▶ [EXCERPTED TEXT]
========================================================================

Series: The Sequentia Lectures: Unlocking the Math of AI
Part 6: Advanced Architectures & Concepts
Lecture 50: The Vanishing & Exploding Gradient Problem: Why Simple RNNs Fail
In our last lecture, we celebrated the ingenious loop of the Recurrent Neural Network (RNN), which gives it a form of “memory” to process sequential data. It seems like a perfect solution. However, in practice, the simple RNN architecture suffers from a critical, often fatal, flaw that makes it struggle with long-term memory.
This flaw is known as the Vanishing and Exploding Gradient Problem. To understand it, we need to revisit our old friend from calculus: the Chain Rule.
Backpropagation Through Time
When an RNN learns, it uses a version of backpropagation called Backpropagation Through Time (BPTT). After processing a sequence and calculating the final error, the error signal needs to be passed backwards, not just through layers, but backwards through the time steps of the “unrolled” network.
Imagine our unrolled network from the last lecture:
… -> Cell (t-1) -> Cell (t) -> Cell (t+1) -> … -> Final Error
To update the weights, we need to know how a change at Time Step (t-1) affects the final error, which might occur many steps later. According to the Chain Rule, we do this by multiplying the derivatives at each successive step.
The derivative of the error with respect to the state at Time Step (t-1) is roughly:
(Derivative at t+1) * (Derivative at t) * (Derivative at t-1)

========================================================================

▶ [DATA SECTION]
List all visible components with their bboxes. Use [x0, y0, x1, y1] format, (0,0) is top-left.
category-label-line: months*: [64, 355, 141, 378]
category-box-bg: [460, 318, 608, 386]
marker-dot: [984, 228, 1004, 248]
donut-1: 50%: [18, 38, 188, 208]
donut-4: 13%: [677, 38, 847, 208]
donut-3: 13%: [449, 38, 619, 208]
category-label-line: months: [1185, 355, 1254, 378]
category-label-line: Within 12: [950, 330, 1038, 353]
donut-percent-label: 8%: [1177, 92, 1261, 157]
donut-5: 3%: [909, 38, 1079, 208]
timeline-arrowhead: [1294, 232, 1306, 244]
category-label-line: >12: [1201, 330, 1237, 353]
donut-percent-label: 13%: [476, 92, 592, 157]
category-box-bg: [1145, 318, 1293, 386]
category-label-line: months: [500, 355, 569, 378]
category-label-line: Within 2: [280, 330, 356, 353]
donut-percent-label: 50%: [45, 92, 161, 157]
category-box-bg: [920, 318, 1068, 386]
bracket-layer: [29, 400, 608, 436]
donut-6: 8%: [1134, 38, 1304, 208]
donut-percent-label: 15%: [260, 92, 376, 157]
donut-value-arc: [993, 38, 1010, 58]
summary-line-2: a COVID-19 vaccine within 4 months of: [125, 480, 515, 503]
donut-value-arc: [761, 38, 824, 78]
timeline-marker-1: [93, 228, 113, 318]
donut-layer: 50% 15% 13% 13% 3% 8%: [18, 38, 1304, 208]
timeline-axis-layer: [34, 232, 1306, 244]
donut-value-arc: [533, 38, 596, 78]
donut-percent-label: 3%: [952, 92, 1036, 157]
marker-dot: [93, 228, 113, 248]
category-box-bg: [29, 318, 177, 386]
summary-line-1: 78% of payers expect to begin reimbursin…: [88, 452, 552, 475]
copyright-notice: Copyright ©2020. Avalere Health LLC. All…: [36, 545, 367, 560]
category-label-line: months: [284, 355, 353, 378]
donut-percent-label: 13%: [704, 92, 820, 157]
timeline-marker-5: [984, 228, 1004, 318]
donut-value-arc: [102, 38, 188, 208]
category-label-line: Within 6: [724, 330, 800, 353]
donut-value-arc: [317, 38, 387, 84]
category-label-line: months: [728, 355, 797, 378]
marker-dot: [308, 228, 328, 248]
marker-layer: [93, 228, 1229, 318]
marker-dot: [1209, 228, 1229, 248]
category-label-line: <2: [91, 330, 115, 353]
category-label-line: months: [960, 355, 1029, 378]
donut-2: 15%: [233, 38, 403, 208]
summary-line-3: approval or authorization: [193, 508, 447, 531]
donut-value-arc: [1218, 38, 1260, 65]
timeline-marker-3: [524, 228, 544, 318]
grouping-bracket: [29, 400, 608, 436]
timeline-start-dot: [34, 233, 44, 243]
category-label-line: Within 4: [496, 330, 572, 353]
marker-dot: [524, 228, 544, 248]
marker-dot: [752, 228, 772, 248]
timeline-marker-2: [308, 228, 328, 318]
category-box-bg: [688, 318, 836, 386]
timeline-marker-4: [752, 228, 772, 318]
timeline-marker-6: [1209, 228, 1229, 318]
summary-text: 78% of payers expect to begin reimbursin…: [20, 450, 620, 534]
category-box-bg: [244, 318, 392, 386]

========================================================================

▶ [EXERCISE REQUIREMENTS]
A: In the lecture on vanishing and exploding gradients, what version of backpropagation does an RNN use when it learns?
B: Go on with the lecture on vanishing and exploding gradients, starting after its last line.

▶ [EXPECTED RESULTS]
A: Backpropagation Through Time (BPTT).

B:
And what is this “derivative at each step”? It’s largely determined by the recurrent weight matrix—the shared set of weights that is applied over and over again in the loop.
The Problem: Repeated Multiplication
Herein lies the problem. We are multiplying the same matrix (or its derivatives) by itself, over and over again, for as many time steps as we need to go back. What happens when you repeatedly multiply a number by another number?
- If the number is less than 1 (e.g., 0.8): The result shrinks towards zero very quickly.
0.8 * 0.8 = 0.64
0.8 * 0.8 * 0.8 = 0.512
0.8¹⁰ ≈ 0.1 - If the number is greater than 1 (e.g., 1.2): The result grows uncontrollably.
1.2 * 1.2 = 1.44
1.2 * 1.2 * 1.2 ≈ 1.728
1.2¹⁰ ≈ 6.2
The same principle applies to the gradients being passed back through the RNN.
1. The Vanishing Gradient
If the weights in our recurrent matrix are small (and the derivatives of our activation function are less than 1), then as we backpropagate the error signal through many time steps, it gets multiplied by a number less than 1 over and over again. The gradient signal shrinks exponentially, quickly vanishing to near zero.
- The Consequence: By the time the error signal reaches the early time steps, it’s so minuscule that it provides no useful information. The network is unable to learn the connection between events that are far apart in the sequence.
- The Effect: The RNN effectively has a “short-term memory.” It can learn that in the phrase “New York,” the word “York” often follows “New.” But it will fail to learn the grammatical dependency in a long sentence like, “The cats, which I saw playing in the yard all morning, are now sleeping.” The network forgets that the subject was plural (“cats”) by the time it needs to choose the verb (“are” vs. “is”).
2. The Exploding Gradient
Conversely, if the weights in our recurrent matrix are large, the gradient signal gets multiplied by a number greater than 1 over and over again. The signal grows exponentially until it becomes astronomically large, or explodes.
- The Consequence: These enormous gradients cause the weight updates to be huge and erratic. It’s like taking a giant, reckless leap in Gradient Descent.
- The Effect: The training process becomes unstable, and the model fails to learn anything meaningful. The cost function might fluctuate wildly or return NaN (Not a Number). (While easier to detect than vanishing gradients, it’s still a critical failure).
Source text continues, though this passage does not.